Reproduce all of the data word for word.

Records contained in a dataset
++++++++

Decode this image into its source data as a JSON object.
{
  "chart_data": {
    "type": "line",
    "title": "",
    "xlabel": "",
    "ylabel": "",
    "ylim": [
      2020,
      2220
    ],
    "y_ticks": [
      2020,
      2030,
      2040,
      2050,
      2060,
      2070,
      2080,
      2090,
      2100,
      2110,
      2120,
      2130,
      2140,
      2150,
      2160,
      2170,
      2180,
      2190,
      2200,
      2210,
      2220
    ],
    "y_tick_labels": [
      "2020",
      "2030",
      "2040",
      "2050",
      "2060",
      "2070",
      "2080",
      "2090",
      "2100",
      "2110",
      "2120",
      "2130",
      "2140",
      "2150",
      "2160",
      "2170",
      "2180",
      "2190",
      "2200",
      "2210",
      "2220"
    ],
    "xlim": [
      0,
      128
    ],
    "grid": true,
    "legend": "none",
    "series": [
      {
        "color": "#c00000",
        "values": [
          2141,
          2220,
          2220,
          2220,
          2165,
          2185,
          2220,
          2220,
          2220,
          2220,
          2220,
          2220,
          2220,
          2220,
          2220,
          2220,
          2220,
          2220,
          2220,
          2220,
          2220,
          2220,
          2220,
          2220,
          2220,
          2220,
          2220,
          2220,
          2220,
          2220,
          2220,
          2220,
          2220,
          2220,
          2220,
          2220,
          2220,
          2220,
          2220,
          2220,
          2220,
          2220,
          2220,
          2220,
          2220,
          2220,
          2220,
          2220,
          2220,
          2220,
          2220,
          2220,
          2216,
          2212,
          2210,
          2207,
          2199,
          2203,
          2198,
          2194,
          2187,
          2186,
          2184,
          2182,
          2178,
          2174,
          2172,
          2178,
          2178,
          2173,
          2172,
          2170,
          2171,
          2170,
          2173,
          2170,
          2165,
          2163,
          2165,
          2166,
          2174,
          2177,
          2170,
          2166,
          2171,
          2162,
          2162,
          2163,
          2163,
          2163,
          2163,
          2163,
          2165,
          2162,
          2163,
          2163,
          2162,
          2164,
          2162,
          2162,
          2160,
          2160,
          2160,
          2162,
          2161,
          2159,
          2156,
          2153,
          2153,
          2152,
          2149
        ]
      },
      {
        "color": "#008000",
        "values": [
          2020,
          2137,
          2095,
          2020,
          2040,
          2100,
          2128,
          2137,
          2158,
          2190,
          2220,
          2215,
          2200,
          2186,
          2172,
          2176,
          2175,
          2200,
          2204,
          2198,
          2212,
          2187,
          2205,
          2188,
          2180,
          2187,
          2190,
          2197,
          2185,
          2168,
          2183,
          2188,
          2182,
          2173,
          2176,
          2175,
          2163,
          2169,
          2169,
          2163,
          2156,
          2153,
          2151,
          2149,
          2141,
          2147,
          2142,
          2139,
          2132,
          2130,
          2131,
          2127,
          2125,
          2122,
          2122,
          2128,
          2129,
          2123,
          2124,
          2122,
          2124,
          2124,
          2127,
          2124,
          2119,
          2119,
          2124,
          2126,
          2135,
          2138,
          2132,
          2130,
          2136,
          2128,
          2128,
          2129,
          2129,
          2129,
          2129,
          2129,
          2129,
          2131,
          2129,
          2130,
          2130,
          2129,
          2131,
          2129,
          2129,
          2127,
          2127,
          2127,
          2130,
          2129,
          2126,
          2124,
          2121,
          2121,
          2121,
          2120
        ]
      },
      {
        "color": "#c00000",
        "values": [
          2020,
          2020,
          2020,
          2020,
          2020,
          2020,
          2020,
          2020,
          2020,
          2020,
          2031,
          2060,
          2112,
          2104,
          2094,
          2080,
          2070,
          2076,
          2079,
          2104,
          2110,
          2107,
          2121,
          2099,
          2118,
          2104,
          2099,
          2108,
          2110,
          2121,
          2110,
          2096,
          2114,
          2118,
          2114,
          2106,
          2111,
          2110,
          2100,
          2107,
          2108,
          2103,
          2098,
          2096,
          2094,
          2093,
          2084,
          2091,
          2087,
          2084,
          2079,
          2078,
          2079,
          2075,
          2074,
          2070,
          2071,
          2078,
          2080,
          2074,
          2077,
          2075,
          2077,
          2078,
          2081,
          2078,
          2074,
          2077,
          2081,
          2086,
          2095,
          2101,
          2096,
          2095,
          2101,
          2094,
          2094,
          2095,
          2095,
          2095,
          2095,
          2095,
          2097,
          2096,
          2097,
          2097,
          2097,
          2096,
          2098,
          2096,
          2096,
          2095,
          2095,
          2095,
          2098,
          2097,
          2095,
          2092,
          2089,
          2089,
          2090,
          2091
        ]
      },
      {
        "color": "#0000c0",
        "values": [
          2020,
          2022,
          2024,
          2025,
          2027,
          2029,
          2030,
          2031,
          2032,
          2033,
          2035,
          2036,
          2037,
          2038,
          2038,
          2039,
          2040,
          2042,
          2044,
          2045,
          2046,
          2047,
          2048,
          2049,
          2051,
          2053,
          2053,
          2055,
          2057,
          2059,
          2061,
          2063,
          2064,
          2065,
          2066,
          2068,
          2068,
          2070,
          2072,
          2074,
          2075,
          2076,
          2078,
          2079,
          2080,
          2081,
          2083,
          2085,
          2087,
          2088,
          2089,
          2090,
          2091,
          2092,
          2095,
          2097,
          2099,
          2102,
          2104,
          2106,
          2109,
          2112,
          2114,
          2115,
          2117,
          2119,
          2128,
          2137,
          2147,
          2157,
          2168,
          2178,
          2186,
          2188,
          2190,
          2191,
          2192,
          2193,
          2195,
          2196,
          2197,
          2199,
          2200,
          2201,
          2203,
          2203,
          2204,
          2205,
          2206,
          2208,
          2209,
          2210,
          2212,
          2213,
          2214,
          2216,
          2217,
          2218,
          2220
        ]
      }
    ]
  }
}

++++++++

Response to this exercise »
Decode this image into its source data as a JSON object.
{
  "chart_data": {
    "type": "line",
    "title": "",
    "xlabel": "",
    "ylabel": "",
    "ylim": [
      2020,
      2220
    ],
    "y_ticks": [
      2020,
      2030,
      2040,
      2050,
      2060,
      2070,
      2080,
      2090,
      2100,
      2110,
      2120,
      2130,
      2140,
      2150,
      2160,
      2170,
      2180,
      2190,
      2200,
      2210,
      2220
    ],
    "y_tick_labels": [
      "2020",
      "2030",
      "2040",
      "2050",
      "2060",
      "2070",
      "2080",
      "2090",
      "2100",
      "2110",
      "2120",
      "2130",
      "2140",
      "2150",
      "2160",
      "2170",
      "2180",
      "2190",
      "2200",
      "2210",
      "2220"
    ],
    "xlim": [
      0,
      128
    ],
    "grid": true,
    "legend": "none",
    "series": [
      {
        "color": "#c00000",
        "values": [
          2141,
          2220,
          2220,
          2220,
          2165,
          2185,
          2220,
          2220,
          2220,
          2220,
          2220,
          2220,
          2220,
          2220,
          2220,
          2220,
          2220,
          2220,
          2220,
          2220,
          2220,
          2220,
          2220,
          2220,
          2220,
          2220,
          2220,
          2220,
          2220,
          2220,
          2220,
          2220,
          2220,
          2220,
          2220,
          2220,
          2220,
          2220,
          2220,
          2220,
          2220,
          2220,
          2220,
          2220,
          2220,
          2220,
          2220,
          2220,
          2220,
          2220,
          2220,
          2220,
          2216,
          2212,
          2210,
          2207,
          2199,
          2203,
          2198,
          2194,
          2187,
          2186,
          2184,
          2182,
          2178,
          2174,
          2172,
          2178,
          2178,
          2173,
          2172,
          2170,
          2171,
          2170,
          2173,
          2170,
          2165,
          2163,
          2165,
          2166,
          2174,
          2177,
          2170,
          2166,
          2171,
          2162,
          2162,
          2163,
          2163,
          2163,
          2163,
          2163,
          2165,
          2162,
          2163,
          2163,
          2162,
          2164,
          2162,
          2162,
          2160,
          2160,
          2160,
          2162,
          2161,
          2159,
          2156,
          2153,
          2153,
          2152,
          2149
        ]
      },
      {
        "color": "#008000",
        "values": [
          2020,
          2137,
          2095,
          2020,
          2040,
          2100,
          2128,
          2137,
          2158,
          2190,
          2220,
          2215,
          2200,
          2186,
          2172,
          2176,
          2175,
          2200,
          2204,
          2198,
          2212,
          2187,
          2205,
          2188,
          2180,
          2187,
          2190,
          2197,
          2185,
          2168,
          2183,
          2188,
          2182,
          2173,
          2176,
          2175,
          2163,
          2169,
          2169,
          2163,
          2156,
          2153,
          2151,
          2149,
          2141,
          2147,
          2142,
          2139,
          2132,
          2130,
          2131,
          2127,
          2125,
          2122,
          2122,
          2128,
          2129,
          2123,
          2124,
          2122,
          2124,
          2124,
          2127,
          2124,
          2119,
          2119,
          2124,
          2126,
          2135,
          2138,
          2132,
          2130,
          2136,
          2128,
          2128,
          2129,
          2129,
          2129,
          2129,
          2129,
          2129,
          2131,
          2129,
          2130,
          2130,
          2129,
          2131,
          2129,
          2129,
          2127,
          2127,
          2127,
          2130,
          2129,
          2126,
          2124,
          2121,
          2121,
          2121,
          2120
        ]
      },
      {
        "color": "#c00000",
        "values": [
          2020,
          2020,
          2020,
          2020,
          2020,
          2020,
          2020,
          2020,
          2020,
          2020,
          2031,
          2060,
          2112,
          2104,
          2094,
          2080,
          2070,
          2076,
          2079,
          2104,
          2110,
          2107,
          2121,
          2099,
          2118,
          2104,
          2099,
          2108,
          2110,
          2121,
          2110,
          2096,
          2114,
          2118,
          2114,
          2106,
          2111,
          2110,
          2100,
          2107,
          2108,
          2103,
          2098,
          2096,
          2094,
          2093,
          2084,
          2091,
          2087,
          2084,
          2079,
          2078,
          2079,
          2075,
          2074,
          2070,
          2071,
          2078,
          2080,
          2074,
          2077,
          2075,
          2077,
          2078,
          2081,
          2078,
          2074,
          2077,
          2081,
          2086,
          2095,
          2101,
          2096,
          2095,
          2101,
          2094,
          2094,
          2095,
          2095,
          2095,
          2095,
          2095,
          2097,
          2096,
          2097,
          2097,
          2097,
          2096,
          2098,
          2096,
          2096,
          2095,
          2095,
          2095,
          2098,
          2097,
          2095,
          2092,
          2089,
          2089,
          2090,
          2091
        ]
      },
      {
        "color": "#0000c0",
        "values": [
          2020,
          2022,
          2024,
          2025,
          2027,
          2029,
          2030,
          2031,
          2032,
          2033,
          2035,
          2036,
          2037,
          2038,
          2038,
          2039,
          2040,
          2042,
          2044,
          2045,
          2046,
          2047,
          2048,
          2049,
          2051,
          2053,
          2053,
          2055,
          2057,
          2059,
          2061,
          2063,
          2064,
          2065,
          2066,
          2068,
          2068,
          2070,
          2072,
          2074,
          2075,
          2076,
          2078,
          2079,
          2080,
          2081,
          2083,
          2085,
          2087,
          2088,
          2089,
          2090,
          2091,
          2092,
          2095,
          2097,
          2099,
          2102,
          2104,
          2106,
          2109,
          2112,
          2114,
          2115,
          2117,
          2119,
          2128,
          2137,
          2147,
          2157,
          2168,
          2178,
          2186,
          2188,
          2190,
          2191,
          2192,
          2193,
          2195,
          2196,
          2197,
          2199,
          2200,
          2201,
          2203,
          2203,
          2204,
          2205,
          2206,
          2208,
          2209,
          2210,
          2212,
          2213,
          2214,
          2216,
          2217,
          2218,
          2220
        ]
      }
    ]
  }
}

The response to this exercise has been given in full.